EXERCISE GOAL: Identify the lines that contain the string "خزيمة" and copy all of them.
___ RECORDS ___
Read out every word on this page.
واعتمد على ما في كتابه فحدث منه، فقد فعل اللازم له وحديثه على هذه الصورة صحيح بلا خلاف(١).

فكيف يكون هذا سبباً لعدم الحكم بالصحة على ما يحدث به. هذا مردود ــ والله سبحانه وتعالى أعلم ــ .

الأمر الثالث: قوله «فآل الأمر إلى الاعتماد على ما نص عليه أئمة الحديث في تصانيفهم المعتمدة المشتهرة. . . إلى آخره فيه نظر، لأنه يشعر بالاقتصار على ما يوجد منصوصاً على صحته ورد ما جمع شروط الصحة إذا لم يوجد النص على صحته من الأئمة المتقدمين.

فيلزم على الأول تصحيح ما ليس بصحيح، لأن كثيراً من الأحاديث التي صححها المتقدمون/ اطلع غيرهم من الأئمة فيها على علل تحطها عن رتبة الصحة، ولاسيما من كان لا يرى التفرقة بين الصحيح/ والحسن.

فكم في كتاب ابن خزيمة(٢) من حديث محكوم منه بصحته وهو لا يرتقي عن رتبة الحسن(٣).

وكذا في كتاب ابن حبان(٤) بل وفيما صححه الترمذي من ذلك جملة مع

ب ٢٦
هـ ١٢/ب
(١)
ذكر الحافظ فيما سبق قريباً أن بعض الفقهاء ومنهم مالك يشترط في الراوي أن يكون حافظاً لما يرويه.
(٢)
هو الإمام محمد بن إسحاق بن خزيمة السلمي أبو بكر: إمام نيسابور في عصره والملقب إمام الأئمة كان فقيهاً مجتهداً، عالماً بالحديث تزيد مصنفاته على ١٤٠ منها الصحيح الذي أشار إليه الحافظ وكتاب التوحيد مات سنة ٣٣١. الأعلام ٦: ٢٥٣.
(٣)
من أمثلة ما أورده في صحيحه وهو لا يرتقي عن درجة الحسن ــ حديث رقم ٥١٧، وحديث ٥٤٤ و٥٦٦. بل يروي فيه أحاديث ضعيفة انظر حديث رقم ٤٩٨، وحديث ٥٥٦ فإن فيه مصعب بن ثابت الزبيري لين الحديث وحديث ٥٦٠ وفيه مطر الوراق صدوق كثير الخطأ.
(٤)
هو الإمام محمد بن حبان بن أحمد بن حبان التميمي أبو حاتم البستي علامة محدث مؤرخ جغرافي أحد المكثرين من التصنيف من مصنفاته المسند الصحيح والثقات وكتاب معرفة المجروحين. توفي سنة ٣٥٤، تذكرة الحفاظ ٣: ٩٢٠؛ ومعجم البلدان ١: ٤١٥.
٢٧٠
___
REPLY:
فكم في كتاب ابن خزيمة(٢) من حديث محكوم منه بصحته وهو لا يرتقي عن رتبة الحسن(٣).
هو الإمام محمد بن إسحاق بن خزيمة السلمي أبو بكر: إمام نيسابور في عصره والملقب إمام الأئمة كان فقيهاً مجتهداً، عالماً بالحديث تزيد مصنفاته على ١٤٠ منها الصحيح الذي أشار إليه الحافظ وكتاب التوحيد مات سنة ٣٣١. الأعلام ٦: ٢٥٣.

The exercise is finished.